- **WHAT IS NEEDED**: Convert each line of the records below into an item of a single numbered list, and omit any blank lines.
<<<<
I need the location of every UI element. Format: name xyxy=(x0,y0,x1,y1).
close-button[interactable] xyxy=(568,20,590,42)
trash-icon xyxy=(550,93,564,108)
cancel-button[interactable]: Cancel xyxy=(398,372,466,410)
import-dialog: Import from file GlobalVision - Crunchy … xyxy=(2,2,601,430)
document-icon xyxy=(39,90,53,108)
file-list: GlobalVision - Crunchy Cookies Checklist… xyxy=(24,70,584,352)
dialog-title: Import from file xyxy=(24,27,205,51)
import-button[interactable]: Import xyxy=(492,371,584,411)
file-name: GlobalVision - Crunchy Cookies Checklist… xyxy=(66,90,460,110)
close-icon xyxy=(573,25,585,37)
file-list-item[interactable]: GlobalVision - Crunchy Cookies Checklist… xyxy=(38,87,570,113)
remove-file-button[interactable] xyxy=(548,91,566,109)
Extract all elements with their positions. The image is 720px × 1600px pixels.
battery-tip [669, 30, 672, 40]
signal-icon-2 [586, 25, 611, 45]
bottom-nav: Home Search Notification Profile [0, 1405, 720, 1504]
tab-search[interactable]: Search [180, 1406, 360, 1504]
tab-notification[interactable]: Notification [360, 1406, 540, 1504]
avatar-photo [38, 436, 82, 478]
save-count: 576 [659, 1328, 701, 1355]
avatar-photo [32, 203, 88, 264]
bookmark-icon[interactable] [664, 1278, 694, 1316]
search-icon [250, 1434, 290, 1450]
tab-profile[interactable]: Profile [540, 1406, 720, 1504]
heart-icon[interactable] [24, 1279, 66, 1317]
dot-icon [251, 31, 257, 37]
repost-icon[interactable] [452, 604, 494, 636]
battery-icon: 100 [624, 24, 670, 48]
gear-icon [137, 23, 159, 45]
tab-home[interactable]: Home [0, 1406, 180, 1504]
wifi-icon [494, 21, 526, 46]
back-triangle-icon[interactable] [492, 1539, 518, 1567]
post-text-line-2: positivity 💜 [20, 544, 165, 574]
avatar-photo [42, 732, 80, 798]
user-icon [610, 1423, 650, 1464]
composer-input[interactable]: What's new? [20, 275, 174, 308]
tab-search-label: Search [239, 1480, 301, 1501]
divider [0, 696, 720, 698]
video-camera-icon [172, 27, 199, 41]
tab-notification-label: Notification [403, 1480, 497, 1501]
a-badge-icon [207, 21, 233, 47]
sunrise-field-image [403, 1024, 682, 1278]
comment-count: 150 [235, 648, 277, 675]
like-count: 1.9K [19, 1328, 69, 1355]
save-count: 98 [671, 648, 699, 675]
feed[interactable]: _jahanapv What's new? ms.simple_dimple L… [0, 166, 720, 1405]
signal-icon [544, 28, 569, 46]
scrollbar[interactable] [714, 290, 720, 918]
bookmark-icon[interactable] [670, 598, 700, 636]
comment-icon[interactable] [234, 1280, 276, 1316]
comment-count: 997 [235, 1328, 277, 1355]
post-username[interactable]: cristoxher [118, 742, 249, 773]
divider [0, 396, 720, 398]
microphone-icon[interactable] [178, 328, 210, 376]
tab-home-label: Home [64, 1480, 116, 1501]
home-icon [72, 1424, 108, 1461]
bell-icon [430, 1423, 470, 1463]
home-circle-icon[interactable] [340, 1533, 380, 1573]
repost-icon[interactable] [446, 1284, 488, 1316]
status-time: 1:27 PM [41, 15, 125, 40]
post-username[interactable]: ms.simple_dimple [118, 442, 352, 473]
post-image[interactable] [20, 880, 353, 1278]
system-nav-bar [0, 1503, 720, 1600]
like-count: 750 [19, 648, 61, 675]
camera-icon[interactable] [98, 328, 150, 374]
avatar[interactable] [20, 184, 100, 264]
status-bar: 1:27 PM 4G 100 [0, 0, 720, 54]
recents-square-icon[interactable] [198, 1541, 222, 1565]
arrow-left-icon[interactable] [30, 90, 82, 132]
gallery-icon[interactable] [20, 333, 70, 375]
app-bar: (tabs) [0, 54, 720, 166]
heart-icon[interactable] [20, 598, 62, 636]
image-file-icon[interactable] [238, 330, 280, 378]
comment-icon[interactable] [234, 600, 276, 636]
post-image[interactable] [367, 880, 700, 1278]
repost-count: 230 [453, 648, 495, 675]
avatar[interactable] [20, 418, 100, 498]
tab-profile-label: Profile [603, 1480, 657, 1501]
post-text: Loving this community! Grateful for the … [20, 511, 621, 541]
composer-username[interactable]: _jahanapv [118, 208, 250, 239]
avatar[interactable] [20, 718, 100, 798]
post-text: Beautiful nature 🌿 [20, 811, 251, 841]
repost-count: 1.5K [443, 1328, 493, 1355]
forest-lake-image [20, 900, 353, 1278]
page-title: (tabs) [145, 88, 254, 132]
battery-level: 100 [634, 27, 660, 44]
>>>>
- **IN RESPONSE**:
1. I need the location of every UI element. Format: name xyxy=(x0,y0,x1,y1).
2. close-button[interactable] xyxy=(568,20,590,42)
3. trash-icon xyxy=(550,93,564,108)
4. cancel-button[interactable]: Cancel xyxy=(398,372,466,410)
5. import-dialog: Import from file GlobalVision - Crunchy … xyxy=(2,2,601,430)
6. document-icon xyxy=(39,90,53,108)
7. file-list: GlobalVision - Crunchy Cookies Checklist… xyxy=(24,70,584,352)
8. dialog-title: Import from file xyxy=(24,27,205,51)
9. import-button[interactable]: Import xyxy=(492,371,584,411)
10. file-name: GlobalVision - Crunchy Cookies Checklist… xyxy=(66,90,460,110)
11. close-icon xyxy=(573,25,585,37)
12. file-list-item[interactable]: GlobalVision - Crunchy Cookies Checklist… xyxy=(38,87,570,113)
13. remove-file-button[interactable] xyxy=(548,91,566,109)
14. Extract all elements with their positions. The image is 720px × 1600px pixels.
15. battery-tip [669, 30, 672, 40]
16. signal-icon-2 [586, 25, 611, 45]
17. bottom-nav: Home Search Notification Profile [0, 1405, 720, 1504]
18. tab-search[interactable]: Search [180, 1406, 360, 1504]
19. tab-notification[interactable]: Notification [360, 1406, 540, 1504]
20. avatar-photo [38, 436, 82, 478]
21. save-count: 576 [659, 1328, 701, 1355]
22. avatar-photo [32, 203, 88, 264]
23. bookmark-icon[interactable] [664, 1278, 694, 1316]
24. search-icon [250, 1434, 290, 1450]
25. tab-profile[interactable]: Profile [540, 1406, 720, 1504]
26. heart-icon[interactable] [24, 1279, 66, 1317]
27. dot-icon [251, 31, 257, 37]
28. repost-icon[interactable] [452, 604, 494, 636]
29. battery-icon: 100 [624, 24, 670, 48]
30. gear-icon [137, 23, 159, 45]
31. tab-home[interactable]: Home [0, 1406, 180, 1504]
32. wifi-icon [494, 21, 526, 46]
33. back-triangle-icon[interactable] [492, 1539, 518, 1567]
34. post-text-line-2: positivity 💜 [20, 544, 165, 574]
35. avatar-photo [42, 732, 80, 798]
36. user-icon [610, 1423, 650, 1464]
37. composer-input[interactable]: What's new? [20, 275, 174, 308]
38. tab-search-label: Search [239, 1480, 301, 1501]
39. divider [0, 696, 720, 698]
40. video-camera-icon [172, 27, 199, 41]
41. tab-notification-label: Notification [403, 1480, 497, 1501]
42. a-badge-icon [207, 21, 233, 47]
43. sunrise-field-image [403, 1024, 682, 1278]
44. comment-count: 150 [235, 648, 277, 675]
45. like-count: 1.9K [19, 1328, 69, 1355]
46. save-count: 98 [671, 648, 699, 675]
47. feed[interactable]: _jahanapv What's new? ms.simple_dimple L… [0, 166, 720, 1405]
48. signal-icon [544, 28, 569, 46]
49. scrollbar[interactable] [714, 290, 720, 918]
50. bookmark-icon[interactable] [670, 598, 700, 636]
51. comment-icon[interactable] [234, 1280, 276, 1316]
52. comment-count: 997 [235, 1328, 277, 1355]
53. post-username[interactable]: cristoxher [118, 742, 249, 773]
54. divider [0, 396, 720, 398]
55. microphone-icon[interactable] [178, 328, 210, 376]
56. tab-home-label: Home [64, 1480, 116, 1501]
57. home-icon [72, 1424, 108, 1461]
58. bell-icon [430, 1423, 470, 1463]
59. home-circle-icon[interactable] [340, 1533, 380, 1573]
60. repost-icon[interactable] [446, 1284, 488, 1316]
61. status-time: 1:27 PM [41, 15, 125, 40]
62. post-username[interactable]: ms.simple_dimple [118, 442, 352, 473]
63. post-image[interactable] [20, 880, 353, 1278]
64. system-nav-bar [0, 1503, 720, 1600]
65. like-count: 750 [19, 648, 61, 675]
66. camera-icon[interactable] [98, 328, 150, 374]
67. avatar[interactable] [20, 184, 100, 264]
68. status-bar: 1:27 PM 4G 100 [0, 0, 720, 54]
69. recents-square-icon[interactable] [198, 1541, 222, 1565]
70. arrow-left-icon[interactable] [30, 90, 82, 132]
71. gallery-icon[interactable] [20, 333, 70, 375]
72. app-bar: (tabs) [0, 54, 720, 166]
73. heart-icon[interactable] [20, 598, 62, 636]
74. image-file-icon[interactable] [238, 330, 280, 378]
75. comment-icon[interactable] [234, 600, 276, 636]
76. post-image[interactable] [367, 880, 700, 1278]
77. repost-count: 230 [453, 648, 495, 675]
78. avatar[interactable] [20, 418, 100, 498]
79. tab-profile-label: Profile [603, 1480, 657, 1501]
80. post-text: Loving this community! Grateful for the … [20, 511, 621, 541]
81. composer-username[interactable]: _jahanapv [118, 208, 250, 239]
82. avatar[interactable] [20, 718, 100, 798]
83. post-text: Beautiful nature 🌿 [20, 811, 251, 841]
84. repost-count: 1.5K [443, 1328, 493, 1355]
85. forest-lake-image [20, 900, 353, 1278]
86. page-title: (tabs) [145, 88, 254, 132]
87. battery-level: 100 [634, 27, 660, 44]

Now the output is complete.